══ Supplied material

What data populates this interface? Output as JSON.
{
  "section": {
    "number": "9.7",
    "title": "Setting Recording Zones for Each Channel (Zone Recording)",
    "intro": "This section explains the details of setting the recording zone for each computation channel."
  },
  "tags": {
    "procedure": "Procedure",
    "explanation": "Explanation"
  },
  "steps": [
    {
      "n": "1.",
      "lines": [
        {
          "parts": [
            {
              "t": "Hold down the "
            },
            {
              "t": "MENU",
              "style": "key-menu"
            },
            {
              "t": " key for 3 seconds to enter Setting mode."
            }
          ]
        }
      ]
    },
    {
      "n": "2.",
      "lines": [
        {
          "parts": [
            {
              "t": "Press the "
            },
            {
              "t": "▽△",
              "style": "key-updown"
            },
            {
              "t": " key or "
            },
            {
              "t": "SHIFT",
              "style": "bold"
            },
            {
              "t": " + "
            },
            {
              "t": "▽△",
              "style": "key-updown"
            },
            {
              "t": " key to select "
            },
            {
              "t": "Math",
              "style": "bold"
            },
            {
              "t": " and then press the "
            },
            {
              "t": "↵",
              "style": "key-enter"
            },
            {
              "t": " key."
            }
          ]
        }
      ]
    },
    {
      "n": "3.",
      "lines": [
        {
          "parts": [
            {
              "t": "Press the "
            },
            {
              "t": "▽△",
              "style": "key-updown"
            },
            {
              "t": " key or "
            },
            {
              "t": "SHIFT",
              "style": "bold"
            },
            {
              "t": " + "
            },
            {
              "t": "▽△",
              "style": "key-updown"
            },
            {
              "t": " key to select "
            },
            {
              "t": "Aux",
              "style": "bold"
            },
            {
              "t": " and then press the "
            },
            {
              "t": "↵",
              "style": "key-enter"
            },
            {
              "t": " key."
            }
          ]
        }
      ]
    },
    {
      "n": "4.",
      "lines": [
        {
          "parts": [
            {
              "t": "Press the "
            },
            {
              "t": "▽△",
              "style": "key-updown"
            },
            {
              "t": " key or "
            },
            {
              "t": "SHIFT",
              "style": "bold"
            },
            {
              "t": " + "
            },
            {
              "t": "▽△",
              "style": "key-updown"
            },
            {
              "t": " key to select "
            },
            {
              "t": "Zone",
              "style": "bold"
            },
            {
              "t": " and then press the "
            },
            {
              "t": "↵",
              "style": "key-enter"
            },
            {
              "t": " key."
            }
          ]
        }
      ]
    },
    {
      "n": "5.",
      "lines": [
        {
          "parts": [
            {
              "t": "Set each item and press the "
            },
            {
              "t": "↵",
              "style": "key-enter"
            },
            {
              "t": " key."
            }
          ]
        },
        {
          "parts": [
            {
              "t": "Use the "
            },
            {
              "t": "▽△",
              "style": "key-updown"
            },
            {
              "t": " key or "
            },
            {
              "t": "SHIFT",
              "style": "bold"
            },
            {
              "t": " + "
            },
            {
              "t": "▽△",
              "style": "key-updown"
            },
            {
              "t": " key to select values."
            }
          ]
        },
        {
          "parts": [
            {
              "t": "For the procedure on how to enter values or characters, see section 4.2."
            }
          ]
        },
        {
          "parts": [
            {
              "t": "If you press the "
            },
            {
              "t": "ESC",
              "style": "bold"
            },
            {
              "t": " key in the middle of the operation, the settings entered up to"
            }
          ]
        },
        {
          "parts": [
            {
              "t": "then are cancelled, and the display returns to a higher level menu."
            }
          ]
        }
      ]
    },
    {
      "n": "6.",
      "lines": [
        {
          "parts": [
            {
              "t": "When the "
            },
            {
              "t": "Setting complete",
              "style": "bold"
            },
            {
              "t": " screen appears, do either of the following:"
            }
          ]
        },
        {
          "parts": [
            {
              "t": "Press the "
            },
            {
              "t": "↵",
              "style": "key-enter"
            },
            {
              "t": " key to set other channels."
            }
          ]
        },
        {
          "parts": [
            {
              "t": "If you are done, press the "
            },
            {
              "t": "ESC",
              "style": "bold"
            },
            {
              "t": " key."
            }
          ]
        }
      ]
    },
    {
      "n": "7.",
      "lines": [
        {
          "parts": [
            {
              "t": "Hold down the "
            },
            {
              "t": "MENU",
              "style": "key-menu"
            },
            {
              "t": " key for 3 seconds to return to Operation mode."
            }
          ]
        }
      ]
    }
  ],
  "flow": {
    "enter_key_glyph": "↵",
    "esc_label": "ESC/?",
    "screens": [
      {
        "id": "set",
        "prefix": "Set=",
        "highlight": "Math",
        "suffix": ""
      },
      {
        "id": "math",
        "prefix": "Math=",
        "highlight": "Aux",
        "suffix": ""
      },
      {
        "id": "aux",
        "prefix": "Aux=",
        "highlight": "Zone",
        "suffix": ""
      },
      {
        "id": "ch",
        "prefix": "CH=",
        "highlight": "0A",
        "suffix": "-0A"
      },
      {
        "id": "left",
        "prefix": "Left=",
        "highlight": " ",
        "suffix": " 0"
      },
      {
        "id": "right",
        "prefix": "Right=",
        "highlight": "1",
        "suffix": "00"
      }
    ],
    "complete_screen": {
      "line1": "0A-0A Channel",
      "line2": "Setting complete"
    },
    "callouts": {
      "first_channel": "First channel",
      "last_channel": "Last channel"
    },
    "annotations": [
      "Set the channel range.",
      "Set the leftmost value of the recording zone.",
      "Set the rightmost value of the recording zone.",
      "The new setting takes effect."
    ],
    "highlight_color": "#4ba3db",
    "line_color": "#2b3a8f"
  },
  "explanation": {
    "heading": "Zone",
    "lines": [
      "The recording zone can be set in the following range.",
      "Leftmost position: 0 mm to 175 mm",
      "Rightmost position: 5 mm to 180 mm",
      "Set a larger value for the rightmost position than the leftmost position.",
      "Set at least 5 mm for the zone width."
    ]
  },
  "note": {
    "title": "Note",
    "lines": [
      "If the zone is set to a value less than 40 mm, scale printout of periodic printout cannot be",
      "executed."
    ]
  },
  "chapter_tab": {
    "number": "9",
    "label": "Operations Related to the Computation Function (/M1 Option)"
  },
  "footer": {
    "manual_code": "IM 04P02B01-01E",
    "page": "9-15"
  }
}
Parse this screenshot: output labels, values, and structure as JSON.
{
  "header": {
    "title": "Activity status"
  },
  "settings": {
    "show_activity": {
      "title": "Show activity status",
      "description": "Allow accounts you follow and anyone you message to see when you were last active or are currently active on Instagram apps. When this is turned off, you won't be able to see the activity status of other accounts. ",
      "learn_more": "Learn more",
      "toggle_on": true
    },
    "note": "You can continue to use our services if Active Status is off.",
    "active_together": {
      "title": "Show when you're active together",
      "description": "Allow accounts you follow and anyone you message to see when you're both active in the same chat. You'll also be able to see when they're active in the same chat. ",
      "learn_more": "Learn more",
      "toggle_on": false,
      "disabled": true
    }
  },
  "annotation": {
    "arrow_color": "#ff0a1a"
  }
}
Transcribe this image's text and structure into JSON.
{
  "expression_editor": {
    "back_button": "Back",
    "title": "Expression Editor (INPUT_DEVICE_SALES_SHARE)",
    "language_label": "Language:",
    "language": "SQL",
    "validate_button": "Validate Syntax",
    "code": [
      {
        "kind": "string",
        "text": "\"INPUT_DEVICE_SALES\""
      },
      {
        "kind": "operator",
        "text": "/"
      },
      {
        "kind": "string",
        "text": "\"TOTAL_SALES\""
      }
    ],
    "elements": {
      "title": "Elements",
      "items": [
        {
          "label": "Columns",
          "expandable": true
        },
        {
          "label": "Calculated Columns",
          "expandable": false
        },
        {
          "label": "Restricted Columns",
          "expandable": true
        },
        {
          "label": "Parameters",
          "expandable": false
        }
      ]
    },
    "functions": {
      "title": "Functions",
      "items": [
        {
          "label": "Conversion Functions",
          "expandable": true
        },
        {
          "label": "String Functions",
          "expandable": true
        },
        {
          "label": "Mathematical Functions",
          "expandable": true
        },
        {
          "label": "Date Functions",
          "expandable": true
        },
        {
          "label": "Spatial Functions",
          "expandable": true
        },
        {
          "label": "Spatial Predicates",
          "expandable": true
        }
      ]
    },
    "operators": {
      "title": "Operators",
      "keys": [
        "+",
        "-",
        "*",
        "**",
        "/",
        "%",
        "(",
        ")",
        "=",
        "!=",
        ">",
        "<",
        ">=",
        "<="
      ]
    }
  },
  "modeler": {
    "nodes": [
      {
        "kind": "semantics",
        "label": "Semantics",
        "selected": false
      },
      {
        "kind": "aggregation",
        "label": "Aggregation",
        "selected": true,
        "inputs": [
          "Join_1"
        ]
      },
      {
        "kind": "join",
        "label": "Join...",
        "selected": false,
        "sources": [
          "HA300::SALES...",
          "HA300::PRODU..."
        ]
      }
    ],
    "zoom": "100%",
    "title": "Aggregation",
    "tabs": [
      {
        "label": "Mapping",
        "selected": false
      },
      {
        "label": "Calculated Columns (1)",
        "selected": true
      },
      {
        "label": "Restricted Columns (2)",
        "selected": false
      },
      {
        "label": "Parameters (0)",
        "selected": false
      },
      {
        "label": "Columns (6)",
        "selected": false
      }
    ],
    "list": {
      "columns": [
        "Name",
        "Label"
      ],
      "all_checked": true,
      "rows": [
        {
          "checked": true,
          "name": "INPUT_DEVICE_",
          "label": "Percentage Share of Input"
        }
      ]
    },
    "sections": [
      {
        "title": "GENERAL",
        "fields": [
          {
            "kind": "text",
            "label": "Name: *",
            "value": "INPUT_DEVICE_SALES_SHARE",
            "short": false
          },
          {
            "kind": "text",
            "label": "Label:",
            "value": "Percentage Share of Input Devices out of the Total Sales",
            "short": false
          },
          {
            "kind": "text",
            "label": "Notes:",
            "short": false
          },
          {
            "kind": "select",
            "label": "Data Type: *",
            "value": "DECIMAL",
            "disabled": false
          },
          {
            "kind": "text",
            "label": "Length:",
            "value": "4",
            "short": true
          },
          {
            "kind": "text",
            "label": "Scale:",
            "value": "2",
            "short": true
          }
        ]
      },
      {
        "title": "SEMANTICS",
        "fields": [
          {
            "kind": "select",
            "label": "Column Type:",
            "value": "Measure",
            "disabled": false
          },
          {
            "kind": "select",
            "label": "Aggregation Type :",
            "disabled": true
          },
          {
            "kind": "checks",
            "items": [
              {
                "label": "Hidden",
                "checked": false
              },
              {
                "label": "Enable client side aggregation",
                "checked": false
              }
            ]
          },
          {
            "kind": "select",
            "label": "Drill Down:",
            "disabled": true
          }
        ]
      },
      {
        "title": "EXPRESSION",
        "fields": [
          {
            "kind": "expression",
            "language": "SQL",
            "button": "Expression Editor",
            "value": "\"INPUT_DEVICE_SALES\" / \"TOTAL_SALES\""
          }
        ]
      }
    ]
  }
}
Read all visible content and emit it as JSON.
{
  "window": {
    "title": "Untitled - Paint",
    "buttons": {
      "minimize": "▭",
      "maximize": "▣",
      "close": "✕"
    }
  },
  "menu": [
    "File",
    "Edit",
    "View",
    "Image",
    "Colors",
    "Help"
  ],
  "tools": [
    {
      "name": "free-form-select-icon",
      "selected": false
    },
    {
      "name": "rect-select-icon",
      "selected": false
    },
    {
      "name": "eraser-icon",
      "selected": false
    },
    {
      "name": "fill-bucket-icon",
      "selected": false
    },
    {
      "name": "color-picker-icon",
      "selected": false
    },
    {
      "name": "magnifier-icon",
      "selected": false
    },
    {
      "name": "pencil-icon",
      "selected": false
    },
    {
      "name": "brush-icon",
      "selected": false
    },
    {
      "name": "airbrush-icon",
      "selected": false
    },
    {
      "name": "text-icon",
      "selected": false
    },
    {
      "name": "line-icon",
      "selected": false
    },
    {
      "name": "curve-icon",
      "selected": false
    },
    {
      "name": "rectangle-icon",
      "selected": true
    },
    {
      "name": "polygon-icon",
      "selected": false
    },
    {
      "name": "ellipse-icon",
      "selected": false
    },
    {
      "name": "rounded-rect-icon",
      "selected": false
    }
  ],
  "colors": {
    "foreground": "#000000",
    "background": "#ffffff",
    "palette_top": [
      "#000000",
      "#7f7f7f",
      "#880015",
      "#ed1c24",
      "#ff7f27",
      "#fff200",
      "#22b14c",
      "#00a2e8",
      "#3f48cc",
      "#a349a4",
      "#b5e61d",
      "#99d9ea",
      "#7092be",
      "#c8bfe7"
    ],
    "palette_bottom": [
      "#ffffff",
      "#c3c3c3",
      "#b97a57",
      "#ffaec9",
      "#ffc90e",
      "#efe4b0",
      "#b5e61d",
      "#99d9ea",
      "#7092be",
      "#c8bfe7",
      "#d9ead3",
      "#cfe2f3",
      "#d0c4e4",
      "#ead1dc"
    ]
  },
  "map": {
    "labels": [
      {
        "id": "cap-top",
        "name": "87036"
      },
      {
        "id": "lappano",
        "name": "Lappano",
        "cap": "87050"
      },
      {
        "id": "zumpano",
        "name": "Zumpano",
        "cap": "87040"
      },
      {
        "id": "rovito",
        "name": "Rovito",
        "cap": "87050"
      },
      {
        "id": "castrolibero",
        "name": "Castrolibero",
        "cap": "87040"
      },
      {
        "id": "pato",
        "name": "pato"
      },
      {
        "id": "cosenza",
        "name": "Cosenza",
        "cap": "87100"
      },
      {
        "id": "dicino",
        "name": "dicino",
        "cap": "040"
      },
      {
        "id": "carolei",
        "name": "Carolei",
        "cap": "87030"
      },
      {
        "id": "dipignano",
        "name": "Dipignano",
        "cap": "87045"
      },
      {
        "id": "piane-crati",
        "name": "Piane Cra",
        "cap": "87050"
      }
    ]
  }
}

════

- _Short exercise_
Filter out every line that lacks the word "position", and copy the rest.

- _Written solution_
      "Leftmost position: 0 mm to 175 mm",
      "Rightmost position: 5 mm to 180 mm",
      "Set a larger value for the rightmost position than the leftmost position.",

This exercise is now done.